### Data records
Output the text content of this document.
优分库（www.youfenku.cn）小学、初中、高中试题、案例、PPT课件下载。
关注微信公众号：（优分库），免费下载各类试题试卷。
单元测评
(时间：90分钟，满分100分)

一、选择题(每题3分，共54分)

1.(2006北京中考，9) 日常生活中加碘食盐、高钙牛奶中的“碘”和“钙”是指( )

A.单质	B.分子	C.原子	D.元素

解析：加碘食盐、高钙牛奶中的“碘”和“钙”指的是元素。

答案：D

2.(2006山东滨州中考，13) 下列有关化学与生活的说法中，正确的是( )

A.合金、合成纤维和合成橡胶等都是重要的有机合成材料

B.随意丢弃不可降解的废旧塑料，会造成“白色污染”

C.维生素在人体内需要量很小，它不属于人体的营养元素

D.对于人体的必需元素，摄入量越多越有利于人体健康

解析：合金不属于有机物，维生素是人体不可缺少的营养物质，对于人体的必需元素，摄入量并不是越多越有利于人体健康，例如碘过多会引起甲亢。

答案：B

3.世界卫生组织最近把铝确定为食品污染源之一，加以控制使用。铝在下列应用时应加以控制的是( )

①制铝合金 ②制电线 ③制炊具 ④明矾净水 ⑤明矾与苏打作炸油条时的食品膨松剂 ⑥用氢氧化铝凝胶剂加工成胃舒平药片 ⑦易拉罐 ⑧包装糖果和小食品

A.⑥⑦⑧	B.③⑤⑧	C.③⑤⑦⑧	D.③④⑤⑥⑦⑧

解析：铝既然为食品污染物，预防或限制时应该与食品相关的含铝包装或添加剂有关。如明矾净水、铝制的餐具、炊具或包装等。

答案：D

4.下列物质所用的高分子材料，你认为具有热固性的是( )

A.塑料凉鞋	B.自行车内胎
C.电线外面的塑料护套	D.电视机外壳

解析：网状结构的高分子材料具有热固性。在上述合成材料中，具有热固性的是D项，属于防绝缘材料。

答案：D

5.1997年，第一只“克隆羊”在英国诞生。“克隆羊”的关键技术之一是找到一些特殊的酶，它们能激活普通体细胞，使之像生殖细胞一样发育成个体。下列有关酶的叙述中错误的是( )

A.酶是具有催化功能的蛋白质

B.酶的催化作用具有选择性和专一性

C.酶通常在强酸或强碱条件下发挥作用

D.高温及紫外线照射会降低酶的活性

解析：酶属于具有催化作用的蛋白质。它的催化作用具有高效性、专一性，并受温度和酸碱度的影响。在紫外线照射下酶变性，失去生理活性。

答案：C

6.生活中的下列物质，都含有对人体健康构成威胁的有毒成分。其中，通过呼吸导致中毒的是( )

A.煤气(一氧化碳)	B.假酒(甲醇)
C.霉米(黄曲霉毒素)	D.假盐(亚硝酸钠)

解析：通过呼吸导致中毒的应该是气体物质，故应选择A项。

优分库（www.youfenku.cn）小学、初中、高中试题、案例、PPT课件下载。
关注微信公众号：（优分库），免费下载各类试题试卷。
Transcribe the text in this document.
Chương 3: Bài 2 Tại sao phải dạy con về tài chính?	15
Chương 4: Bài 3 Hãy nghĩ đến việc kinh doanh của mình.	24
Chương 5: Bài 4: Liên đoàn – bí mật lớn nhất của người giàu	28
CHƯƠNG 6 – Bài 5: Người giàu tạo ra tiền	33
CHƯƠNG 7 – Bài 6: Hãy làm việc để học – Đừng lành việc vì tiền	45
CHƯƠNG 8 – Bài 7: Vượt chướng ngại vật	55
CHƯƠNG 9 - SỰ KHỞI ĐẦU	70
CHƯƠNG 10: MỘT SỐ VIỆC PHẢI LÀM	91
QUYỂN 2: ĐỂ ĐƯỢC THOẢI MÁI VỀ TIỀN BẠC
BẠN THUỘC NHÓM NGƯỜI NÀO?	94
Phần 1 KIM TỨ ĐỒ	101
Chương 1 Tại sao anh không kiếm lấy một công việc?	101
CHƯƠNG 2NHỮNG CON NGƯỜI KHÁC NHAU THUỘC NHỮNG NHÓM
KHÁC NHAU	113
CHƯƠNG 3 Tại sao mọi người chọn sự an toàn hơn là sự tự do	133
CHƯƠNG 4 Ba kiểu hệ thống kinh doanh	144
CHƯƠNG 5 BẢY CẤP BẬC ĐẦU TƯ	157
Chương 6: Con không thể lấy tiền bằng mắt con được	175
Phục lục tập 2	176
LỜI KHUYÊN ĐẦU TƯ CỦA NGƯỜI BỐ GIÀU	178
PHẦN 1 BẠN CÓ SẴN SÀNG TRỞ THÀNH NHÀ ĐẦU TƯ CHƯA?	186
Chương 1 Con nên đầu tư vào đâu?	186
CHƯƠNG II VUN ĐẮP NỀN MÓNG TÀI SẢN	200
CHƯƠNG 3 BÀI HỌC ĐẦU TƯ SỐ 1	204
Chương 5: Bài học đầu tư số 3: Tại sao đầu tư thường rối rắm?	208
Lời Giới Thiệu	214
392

### Directions for this task
Gather all lines of the records that include the word "THUỘC".

### Answer in full
BẠN THUỘC NHÓM NGƯỜI NÀO?	94
CHƯƠNG 2NHỮNG CON NGƯỜI KHÁC NHAU THUỘC NHỮNG NHÓM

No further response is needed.